*TASK TO CARRY OUT*. Identify the lines holding "from" and copy them.

*SUPPLIED INFORMATION*.

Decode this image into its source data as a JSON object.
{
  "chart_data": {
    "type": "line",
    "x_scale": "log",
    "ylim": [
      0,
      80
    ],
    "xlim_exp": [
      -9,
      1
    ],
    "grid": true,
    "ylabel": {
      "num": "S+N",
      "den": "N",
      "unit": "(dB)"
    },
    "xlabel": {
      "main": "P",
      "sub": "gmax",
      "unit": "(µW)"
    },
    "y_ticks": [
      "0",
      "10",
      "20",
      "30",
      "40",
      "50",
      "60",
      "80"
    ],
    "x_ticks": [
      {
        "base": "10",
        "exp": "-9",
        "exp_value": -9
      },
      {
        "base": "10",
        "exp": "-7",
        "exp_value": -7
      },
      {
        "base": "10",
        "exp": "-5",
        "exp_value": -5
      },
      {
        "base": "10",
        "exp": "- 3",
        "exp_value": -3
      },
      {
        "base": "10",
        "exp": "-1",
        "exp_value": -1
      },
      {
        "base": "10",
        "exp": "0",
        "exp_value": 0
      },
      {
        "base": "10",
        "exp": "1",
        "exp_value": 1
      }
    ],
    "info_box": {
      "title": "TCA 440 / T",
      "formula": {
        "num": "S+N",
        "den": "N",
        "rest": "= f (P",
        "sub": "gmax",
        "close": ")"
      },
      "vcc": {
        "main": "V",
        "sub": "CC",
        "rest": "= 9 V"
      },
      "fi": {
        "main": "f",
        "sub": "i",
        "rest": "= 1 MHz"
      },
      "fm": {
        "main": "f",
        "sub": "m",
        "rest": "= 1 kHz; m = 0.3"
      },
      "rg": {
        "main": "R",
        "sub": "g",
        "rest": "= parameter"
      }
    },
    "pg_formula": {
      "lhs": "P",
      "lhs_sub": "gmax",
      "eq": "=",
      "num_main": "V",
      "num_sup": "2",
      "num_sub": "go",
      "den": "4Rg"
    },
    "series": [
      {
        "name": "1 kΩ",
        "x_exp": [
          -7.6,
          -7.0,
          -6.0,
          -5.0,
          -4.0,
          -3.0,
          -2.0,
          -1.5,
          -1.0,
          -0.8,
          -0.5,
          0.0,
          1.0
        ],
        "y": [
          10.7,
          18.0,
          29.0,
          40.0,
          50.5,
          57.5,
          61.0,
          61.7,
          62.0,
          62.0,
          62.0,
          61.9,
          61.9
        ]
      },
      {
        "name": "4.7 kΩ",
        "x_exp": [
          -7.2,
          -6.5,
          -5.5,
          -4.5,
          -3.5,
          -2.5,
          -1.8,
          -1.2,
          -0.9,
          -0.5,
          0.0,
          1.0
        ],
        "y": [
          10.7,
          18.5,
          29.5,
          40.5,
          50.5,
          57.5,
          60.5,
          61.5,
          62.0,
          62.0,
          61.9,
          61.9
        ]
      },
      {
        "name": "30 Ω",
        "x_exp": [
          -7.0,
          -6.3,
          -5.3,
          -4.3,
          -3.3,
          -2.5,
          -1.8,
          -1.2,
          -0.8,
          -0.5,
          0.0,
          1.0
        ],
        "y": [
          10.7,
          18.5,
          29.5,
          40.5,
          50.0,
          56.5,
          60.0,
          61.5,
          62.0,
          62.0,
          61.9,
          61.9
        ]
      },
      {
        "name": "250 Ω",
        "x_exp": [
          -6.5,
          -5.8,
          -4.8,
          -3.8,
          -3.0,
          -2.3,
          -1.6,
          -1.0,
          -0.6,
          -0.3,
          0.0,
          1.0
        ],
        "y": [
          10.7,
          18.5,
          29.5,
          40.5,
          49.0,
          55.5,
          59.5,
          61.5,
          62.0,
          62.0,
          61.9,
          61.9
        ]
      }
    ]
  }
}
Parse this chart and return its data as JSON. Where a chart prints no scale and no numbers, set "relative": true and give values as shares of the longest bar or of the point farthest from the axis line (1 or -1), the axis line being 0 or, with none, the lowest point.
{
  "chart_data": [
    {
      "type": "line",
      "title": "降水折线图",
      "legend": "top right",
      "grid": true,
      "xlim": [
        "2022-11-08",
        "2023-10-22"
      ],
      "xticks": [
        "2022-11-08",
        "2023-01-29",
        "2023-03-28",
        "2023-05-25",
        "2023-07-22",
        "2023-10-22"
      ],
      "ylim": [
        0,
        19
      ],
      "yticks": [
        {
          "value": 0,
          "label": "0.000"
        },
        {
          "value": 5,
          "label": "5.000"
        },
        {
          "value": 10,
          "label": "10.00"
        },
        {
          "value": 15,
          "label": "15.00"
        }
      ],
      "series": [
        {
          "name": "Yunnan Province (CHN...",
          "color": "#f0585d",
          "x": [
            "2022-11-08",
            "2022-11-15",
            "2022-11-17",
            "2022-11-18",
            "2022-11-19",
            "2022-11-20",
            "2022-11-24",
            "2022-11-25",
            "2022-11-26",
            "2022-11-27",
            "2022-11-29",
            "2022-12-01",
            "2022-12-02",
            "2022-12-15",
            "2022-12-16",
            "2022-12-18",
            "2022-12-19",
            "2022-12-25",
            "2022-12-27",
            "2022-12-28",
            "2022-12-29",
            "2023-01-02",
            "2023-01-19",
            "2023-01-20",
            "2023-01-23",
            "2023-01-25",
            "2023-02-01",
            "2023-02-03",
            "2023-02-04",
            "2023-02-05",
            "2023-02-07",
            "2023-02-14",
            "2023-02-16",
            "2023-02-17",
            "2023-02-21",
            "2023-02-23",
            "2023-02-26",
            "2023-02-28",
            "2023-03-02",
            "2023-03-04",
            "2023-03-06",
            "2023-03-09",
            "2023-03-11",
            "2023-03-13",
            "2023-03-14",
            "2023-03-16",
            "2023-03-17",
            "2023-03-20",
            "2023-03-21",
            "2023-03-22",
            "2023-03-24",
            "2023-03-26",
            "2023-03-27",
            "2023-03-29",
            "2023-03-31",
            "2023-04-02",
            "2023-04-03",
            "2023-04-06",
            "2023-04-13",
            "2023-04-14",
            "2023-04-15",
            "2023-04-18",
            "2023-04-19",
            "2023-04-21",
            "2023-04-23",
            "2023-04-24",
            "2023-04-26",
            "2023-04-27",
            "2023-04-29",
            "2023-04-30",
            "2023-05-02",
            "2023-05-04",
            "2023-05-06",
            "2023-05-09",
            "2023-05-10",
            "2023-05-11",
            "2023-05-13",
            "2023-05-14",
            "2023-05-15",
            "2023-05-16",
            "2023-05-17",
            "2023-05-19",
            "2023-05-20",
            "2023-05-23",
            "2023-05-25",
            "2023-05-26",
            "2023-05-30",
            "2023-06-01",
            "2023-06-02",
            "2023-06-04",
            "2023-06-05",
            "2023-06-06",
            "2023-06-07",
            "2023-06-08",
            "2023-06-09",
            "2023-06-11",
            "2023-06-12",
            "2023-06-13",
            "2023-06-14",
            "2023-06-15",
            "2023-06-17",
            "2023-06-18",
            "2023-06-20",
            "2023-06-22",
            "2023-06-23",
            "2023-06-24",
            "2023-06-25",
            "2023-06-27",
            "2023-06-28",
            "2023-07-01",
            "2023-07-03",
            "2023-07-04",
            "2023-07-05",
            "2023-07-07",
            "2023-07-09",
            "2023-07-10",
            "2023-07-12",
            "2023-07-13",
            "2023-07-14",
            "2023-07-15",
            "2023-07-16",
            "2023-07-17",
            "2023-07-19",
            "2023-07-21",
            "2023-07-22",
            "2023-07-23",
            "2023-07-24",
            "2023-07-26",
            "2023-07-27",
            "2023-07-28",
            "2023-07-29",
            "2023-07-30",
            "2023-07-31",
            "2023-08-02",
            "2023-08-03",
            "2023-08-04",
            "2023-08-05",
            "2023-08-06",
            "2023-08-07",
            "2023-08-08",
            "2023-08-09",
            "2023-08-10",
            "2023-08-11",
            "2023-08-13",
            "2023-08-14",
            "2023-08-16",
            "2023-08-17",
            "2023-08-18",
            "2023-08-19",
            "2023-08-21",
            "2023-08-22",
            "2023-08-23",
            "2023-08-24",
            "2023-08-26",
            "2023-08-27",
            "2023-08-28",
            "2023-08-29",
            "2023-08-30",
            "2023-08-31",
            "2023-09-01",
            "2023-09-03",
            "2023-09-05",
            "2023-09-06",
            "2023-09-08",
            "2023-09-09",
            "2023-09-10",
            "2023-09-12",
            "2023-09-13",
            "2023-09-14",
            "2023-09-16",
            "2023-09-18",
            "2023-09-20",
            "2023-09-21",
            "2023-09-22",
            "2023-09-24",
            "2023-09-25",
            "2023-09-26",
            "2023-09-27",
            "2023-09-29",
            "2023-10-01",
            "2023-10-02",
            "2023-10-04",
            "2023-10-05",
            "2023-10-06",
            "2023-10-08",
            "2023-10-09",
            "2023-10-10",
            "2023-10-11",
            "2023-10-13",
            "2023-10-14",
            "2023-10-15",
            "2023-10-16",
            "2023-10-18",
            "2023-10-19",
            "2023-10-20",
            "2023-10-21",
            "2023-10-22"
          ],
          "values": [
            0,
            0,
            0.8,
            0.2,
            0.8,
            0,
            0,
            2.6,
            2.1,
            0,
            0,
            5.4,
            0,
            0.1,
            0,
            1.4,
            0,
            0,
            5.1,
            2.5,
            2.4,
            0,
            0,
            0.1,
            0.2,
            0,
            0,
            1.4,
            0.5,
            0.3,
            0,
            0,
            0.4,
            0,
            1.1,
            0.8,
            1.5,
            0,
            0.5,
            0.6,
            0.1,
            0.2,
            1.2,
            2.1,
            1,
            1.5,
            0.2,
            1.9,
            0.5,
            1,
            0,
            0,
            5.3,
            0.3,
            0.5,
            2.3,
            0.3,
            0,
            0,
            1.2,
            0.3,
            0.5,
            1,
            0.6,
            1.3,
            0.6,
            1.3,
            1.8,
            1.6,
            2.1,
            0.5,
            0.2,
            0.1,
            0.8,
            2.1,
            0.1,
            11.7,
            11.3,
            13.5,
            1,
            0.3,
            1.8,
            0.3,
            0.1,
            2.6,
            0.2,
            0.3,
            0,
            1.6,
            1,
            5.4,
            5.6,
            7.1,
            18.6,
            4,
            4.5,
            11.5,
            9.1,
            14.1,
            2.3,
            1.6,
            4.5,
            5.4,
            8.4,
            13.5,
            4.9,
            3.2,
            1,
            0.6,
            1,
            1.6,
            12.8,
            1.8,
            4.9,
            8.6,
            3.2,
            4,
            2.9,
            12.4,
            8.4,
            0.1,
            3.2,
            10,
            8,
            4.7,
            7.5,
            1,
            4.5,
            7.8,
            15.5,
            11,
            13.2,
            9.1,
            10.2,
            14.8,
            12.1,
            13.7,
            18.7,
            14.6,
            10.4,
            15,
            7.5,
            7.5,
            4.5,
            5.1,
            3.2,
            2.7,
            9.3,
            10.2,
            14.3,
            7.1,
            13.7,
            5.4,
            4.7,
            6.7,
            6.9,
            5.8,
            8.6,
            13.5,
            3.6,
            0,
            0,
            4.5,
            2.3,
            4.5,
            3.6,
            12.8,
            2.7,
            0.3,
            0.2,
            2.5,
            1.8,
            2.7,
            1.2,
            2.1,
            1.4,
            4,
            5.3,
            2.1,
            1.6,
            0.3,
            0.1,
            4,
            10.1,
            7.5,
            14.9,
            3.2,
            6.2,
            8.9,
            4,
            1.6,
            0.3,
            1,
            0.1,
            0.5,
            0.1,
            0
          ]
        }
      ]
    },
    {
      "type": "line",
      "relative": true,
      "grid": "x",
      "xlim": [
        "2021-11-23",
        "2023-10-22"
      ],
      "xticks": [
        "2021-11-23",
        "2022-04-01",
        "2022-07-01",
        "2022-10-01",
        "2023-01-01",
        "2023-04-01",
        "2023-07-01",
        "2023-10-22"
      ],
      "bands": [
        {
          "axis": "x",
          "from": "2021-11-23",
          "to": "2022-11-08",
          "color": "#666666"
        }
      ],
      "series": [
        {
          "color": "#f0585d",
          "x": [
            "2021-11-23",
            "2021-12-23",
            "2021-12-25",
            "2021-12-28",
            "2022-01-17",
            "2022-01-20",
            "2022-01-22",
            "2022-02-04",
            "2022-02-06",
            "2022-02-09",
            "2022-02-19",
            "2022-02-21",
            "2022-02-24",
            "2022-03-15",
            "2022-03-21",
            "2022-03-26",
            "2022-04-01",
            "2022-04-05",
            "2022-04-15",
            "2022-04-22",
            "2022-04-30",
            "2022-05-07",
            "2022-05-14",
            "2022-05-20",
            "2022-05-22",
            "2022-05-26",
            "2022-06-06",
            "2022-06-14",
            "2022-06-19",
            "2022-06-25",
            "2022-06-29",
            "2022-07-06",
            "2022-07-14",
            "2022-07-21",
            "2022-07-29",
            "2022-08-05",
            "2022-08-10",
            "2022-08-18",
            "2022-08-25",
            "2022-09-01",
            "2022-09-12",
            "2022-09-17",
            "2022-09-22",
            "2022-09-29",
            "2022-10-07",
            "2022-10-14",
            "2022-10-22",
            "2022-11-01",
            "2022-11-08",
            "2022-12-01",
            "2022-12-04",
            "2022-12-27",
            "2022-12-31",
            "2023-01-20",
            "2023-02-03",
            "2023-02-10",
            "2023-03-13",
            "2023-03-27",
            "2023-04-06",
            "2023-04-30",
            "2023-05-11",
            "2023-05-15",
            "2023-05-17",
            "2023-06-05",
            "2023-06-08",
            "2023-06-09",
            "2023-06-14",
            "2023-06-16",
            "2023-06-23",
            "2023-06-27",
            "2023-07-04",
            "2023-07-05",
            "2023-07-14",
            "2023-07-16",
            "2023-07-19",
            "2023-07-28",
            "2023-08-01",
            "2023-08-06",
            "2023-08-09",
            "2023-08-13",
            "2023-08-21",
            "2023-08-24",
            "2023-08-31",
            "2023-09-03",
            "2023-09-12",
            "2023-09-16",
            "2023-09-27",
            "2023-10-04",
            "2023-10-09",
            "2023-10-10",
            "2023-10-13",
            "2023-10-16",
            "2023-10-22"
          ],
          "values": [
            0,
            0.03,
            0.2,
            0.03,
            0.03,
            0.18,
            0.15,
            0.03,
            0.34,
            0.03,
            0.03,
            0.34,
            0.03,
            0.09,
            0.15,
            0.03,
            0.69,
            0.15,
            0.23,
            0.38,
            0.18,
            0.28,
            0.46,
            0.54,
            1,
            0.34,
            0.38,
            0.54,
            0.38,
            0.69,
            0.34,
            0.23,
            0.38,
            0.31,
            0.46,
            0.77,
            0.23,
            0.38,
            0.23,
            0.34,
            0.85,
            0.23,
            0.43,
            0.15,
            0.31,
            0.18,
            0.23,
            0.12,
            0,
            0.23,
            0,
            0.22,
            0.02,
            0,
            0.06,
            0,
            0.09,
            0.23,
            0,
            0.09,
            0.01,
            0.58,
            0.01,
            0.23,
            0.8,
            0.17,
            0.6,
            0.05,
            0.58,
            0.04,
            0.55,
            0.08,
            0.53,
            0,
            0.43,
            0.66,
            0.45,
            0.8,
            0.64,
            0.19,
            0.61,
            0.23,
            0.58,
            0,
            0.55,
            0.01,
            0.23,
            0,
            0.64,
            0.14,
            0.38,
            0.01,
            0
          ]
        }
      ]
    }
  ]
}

*FINAL ANSWER*.
Parse this chart and return its data as JSON. Where a chart prints no scale and no numbers, set "relative": true and give values as shares of the longest bar or of the point farthest from the axis line (1 or -1), the axis line being 0 or, with none, the lowest point.
          "from": "2021-11-23",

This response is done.